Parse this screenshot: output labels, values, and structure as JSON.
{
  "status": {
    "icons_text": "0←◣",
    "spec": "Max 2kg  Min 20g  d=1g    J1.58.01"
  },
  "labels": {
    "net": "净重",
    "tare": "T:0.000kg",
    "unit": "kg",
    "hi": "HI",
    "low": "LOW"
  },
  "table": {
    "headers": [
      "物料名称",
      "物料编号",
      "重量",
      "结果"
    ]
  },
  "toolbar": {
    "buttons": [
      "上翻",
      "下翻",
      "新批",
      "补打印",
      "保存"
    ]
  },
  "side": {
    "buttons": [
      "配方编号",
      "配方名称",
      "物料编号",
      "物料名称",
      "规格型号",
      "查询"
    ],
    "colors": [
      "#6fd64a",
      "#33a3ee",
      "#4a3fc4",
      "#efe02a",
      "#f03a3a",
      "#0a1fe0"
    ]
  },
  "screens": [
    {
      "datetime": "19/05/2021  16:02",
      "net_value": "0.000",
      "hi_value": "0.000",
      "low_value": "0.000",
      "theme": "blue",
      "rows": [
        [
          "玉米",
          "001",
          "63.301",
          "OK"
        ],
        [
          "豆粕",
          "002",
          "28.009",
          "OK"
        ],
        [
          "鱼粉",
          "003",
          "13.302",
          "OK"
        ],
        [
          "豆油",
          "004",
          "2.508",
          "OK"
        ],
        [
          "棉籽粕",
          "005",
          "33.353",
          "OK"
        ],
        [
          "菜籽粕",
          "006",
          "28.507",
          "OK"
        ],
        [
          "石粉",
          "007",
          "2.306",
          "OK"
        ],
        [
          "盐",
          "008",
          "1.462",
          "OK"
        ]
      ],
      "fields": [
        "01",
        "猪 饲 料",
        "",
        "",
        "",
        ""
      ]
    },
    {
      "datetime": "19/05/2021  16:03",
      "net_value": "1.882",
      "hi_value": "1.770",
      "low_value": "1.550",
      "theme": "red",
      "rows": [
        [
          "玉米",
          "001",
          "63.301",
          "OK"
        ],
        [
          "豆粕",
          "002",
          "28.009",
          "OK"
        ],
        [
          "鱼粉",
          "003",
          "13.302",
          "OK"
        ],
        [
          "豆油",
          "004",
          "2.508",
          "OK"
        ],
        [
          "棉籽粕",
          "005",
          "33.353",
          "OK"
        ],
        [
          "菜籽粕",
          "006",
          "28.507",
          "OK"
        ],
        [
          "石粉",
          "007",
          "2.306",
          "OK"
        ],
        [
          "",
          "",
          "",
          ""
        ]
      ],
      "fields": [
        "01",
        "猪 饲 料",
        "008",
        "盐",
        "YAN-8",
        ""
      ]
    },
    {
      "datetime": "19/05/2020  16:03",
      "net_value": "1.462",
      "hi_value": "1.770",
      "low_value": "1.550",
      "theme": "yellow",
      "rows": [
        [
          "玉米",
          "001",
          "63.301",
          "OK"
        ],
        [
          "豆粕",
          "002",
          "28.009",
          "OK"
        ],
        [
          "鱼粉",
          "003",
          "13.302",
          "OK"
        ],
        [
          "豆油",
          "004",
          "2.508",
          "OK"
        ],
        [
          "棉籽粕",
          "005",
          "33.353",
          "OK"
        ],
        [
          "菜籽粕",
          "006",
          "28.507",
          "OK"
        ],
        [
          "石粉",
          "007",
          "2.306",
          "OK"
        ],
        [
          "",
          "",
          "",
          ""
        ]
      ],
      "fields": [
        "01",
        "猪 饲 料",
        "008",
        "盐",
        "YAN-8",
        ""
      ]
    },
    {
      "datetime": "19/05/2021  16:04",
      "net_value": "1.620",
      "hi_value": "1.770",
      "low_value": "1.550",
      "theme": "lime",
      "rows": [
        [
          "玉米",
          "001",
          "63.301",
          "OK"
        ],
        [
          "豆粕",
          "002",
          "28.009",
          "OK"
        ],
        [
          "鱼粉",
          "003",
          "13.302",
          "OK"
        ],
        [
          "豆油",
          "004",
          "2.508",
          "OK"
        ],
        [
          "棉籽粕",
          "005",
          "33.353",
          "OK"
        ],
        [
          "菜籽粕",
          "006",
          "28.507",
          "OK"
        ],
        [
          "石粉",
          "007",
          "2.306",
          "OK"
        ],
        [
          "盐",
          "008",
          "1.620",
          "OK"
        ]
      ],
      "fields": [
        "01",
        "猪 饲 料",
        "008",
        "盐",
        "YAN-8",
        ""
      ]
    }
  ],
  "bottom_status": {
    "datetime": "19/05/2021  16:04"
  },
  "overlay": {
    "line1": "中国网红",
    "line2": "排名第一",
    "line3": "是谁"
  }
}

--

WHAT TO PRODUCE: Return every line above that contains the word "labels".

RESPONSE FOR THIS EXERCISE:
Parse this screenshot: output labels, values, and structure as JSON.
  "labels": {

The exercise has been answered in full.